··· Record list

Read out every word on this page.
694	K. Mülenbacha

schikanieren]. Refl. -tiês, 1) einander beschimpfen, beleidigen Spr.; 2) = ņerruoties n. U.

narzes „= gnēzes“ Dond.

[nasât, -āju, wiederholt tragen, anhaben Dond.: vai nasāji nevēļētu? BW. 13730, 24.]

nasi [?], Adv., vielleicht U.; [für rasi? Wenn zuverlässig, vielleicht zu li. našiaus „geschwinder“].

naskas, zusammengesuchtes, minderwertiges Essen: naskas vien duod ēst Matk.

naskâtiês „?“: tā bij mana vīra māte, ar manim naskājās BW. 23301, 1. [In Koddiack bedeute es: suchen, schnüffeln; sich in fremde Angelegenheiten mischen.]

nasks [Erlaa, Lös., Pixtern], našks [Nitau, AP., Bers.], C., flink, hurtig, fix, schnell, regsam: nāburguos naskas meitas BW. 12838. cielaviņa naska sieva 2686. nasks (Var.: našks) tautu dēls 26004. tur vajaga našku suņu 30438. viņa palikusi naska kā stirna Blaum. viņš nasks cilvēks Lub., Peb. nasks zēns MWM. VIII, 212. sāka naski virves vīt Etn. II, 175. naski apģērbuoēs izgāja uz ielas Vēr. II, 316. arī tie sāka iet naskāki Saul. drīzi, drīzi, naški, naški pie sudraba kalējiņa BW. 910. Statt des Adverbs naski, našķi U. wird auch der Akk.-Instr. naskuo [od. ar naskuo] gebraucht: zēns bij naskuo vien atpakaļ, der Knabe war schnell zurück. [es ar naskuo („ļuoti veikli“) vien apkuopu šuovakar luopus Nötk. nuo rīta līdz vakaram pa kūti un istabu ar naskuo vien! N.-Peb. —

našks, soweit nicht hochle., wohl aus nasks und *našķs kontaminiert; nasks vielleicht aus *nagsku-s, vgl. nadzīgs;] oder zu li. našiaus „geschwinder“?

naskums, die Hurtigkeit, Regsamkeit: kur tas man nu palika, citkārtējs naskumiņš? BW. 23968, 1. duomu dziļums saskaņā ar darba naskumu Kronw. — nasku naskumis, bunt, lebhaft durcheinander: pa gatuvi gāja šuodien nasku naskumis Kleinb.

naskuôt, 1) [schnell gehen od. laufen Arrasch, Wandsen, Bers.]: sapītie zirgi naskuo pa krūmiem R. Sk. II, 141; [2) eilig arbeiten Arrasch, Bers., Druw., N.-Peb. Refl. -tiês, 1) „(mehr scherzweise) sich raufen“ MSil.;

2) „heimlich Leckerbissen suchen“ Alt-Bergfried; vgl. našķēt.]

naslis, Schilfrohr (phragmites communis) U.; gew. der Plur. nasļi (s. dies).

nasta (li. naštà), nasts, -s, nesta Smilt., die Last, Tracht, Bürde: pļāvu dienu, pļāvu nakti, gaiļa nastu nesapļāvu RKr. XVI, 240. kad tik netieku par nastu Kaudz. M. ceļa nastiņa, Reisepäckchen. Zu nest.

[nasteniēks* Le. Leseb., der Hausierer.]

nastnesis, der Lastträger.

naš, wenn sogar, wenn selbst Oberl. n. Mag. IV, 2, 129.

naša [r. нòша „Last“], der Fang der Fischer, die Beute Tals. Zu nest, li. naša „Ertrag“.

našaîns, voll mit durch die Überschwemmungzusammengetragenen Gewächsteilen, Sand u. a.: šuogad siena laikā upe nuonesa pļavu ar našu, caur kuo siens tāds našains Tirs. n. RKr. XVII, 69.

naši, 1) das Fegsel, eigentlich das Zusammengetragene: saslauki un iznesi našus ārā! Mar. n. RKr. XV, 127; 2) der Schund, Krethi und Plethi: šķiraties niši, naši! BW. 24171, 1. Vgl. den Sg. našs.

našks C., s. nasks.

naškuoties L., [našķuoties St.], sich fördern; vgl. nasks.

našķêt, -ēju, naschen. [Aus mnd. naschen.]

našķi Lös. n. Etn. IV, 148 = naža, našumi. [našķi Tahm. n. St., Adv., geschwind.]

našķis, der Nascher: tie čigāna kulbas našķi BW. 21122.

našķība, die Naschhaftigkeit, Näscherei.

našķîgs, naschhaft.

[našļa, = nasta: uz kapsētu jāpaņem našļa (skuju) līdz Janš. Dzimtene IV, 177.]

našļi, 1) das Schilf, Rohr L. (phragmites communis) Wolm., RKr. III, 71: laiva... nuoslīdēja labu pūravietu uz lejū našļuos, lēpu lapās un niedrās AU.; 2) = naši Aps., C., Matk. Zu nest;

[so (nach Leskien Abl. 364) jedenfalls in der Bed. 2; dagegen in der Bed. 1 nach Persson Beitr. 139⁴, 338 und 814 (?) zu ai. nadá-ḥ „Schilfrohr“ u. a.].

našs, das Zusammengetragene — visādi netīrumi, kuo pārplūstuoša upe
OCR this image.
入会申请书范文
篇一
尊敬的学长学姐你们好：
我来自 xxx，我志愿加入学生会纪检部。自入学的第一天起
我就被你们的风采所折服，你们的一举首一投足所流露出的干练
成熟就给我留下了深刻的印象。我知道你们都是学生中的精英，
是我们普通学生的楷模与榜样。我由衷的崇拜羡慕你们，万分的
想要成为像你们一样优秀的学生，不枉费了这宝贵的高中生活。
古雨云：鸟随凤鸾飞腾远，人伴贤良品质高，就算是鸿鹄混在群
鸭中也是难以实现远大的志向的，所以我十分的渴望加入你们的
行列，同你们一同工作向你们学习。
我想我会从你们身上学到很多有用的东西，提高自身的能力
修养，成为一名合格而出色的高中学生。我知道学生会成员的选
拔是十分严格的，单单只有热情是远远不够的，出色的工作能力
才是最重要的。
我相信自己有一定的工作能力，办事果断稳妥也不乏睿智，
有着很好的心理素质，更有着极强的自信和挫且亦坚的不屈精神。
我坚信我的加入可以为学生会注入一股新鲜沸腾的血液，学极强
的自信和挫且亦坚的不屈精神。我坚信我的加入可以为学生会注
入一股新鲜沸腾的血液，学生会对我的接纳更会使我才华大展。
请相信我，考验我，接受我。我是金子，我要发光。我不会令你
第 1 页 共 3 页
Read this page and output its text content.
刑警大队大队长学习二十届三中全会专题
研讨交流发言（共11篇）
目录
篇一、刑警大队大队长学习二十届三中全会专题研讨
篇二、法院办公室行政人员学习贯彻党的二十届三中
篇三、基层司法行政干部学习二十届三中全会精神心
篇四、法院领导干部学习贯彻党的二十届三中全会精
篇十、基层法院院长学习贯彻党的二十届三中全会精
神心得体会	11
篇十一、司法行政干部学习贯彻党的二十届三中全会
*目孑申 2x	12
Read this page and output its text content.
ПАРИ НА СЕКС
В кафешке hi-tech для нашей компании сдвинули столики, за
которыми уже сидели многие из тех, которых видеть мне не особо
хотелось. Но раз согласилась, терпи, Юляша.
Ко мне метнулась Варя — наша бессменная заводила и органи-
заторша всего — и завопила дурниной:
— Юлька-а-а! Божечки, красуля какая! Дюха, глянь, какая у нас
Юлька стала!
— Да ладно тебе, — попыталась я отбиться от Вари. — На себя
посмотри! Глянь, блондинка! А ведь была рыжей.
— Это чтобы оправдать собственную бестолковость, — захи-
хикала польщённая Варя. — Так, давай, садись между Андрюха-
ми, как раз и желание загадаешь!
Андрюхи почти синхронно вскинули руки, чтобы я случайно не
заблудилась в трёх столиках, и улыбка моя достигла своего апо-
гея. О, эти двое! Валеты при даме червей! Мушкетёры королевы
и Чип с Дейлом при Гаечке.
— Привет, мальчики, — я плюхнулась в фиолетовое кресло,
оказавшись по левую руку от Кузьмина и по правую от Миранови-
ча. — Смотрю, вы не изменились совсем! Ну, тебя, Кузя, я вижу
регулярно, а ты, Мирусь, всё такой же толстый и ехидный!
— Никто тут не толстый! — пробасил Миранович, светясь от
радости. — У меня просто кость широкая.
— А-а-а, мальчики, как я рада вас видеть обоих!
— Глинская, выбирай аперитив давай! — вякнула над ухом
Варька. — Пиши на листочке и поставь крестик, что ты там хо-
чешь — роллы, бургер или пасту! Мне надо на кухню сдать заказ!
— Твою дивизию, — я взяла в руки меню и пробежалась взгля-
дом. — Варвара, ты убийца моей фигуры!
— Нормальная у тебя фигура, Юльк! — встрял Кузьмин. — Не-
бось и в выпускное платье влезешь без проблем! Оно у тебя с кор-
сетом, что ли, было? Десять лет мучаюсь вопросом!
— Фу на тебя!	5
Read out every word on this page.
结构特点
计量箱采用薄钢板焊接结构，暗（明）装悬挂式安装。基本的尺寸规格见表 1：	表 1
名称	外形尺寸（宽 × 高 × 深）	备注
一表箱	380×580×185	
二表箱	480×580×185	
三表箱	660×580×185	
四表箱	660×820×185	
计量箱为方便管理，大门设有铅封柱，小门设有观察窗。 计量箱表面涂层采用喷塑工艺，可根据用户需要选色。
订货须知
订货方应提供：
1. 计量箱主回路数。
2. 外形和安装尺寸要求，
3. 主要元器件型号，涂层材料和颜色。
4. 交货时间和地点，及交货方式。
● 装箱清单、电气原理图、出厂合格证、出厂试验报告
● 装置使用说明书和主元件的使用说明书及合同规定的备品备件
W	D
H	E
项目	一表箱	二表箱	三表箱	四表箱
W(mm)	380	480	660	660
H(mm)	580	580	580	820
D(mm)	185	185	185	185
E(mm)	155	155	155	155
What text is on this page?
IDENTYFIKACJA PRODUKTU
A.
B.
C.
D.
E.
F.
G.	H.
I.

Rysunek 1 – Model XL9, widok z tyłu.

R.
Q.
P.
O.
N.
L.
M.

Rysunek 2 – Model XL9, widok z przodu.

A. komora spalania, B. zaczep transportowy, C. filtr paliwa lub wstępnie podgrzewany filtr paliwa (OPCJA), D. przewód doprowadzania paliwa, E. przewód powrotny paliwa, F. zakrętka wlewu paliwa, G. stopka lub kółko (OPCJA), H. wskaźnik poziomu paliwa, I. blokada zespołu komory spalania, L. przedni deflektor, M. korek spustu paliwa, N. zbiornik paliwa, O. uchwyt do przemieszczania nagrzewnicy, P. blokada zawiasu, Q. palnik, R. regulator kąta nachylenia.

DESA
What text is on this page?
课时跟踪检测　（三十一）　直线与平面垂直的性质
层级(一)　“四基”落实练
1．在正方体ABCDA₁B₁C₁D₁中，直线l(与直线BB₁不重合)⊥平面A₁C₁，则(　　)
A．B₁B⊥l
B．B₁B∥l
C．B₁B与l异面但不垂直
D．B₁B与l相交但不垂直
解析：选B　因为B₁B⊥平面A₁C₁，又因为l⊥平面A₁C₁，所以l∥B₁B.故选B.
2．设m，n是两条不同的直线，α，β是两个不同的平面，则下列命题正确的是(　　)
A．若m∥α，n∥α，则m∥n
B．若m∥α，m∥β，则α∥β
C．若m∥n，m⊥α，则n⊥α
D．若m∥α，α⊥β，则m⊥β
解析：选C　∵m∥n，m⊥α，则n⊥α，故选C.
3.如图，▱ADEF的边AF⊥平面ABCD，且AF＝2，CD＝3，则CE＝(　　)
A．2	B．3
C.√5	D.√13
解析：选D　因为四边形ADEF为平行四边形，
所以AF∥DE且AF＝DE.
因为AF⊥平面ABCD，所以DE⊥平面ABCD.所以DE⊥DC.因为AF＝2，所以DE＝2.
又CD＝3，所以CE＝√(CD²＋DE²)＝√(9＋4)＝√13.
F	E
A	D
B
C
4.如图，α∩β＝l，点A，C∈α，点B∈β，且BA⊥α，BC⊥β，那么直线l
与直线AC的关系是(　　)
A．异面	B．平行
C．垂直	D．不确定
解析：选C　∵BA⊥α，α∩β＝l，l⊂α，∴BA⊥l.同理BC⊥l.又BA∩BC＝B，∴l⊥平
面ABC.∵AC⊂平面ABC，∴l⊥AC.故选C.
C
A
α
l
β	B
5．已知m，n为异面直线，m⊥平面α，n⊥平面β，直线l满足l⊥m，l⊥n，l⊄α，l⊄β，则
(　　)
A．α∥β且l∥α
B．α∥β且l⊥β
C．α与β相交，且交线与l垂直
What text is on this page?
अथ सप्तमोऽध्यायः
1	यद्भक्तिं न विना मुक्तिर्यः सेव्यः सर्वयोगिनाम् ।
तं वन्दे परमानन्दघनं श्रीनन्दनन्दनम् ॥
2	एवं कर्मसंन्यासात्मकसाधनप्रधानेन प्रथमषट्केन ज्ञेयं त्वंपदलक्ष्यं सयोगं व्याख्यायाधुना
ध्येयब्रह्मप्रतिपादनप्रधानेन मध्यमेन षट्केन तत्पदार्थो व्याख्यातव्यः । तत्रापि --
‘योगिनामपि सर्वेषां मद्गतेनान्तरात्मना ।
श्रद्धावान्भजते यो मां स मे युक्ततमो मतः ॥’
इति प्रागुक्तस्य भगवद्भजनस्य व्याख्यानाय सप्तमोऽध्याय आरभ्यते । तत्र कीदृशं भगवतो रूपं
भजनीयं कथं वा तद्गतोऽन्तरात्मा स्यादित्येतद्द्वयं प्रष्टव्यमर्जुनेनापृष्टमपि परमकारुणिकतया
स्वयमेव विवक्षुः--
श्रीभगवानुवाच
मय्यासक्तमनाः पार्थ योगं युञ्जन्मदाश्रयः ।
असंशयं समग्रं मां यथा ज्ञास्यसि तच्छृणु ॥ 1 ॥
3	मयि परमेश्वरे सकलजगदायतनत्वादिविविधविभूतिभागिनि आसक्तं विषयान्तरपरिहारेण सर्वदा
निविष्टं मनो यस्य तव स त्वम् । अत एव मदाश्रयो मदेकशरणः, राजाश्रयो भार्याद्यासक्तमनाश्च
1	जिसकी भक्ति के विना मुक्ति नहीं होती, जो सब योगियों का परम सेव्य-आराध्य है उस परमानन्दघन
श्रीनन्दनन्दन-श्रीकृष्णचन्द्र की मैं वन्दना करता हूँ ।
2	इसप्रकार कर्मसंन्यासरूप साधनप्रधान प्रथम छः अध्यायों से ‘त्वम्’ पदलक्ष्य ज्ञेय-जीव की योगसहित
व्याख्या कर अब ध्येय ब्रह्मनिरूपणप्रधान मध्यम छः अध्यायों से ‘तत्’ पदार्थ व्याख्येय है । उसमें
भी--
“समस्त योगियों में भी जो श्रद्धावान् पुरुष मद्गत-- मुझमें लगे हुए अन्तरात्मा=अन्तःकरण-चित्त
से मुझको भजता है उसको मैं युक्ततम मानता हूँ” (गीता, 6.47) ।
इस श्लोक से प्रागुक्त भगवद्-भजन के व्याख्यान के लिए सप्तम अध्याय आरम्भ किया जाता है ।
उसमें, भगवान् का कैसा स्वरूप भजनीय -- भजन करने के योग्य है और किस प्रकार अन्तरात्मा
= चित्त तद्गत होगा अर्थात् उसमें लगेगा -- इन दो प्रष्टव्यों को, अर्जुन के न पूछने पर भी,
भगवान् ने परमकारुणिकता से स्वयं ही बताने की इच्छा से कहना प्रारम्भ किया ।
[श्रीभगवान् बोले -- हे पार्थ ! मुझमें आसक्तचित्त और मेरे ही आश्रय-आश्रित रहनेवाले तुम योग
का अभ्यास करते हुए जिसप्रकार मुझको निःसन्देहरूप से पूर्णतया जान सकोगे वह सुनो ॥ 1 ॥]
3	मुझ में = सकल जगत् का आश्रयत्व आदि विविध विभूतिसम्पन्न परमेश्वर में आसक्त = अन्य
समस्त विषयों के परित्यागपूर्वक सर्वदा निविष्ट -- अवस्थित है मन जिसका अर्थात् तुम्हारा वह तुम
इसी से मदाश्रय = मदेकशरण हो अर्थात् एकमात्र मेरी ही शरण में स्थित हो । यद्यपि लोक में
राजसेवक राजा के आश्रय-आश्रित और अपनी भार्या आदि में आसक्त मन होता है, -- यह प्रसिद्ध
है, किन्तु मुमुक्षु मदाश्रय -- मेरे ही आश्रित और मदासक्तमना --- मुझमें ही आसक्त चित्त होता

······

**Written exercise**:
Your answer should be a single number: the count of lines in the entries that contain the word "भगवद".

**Expected answer**:
2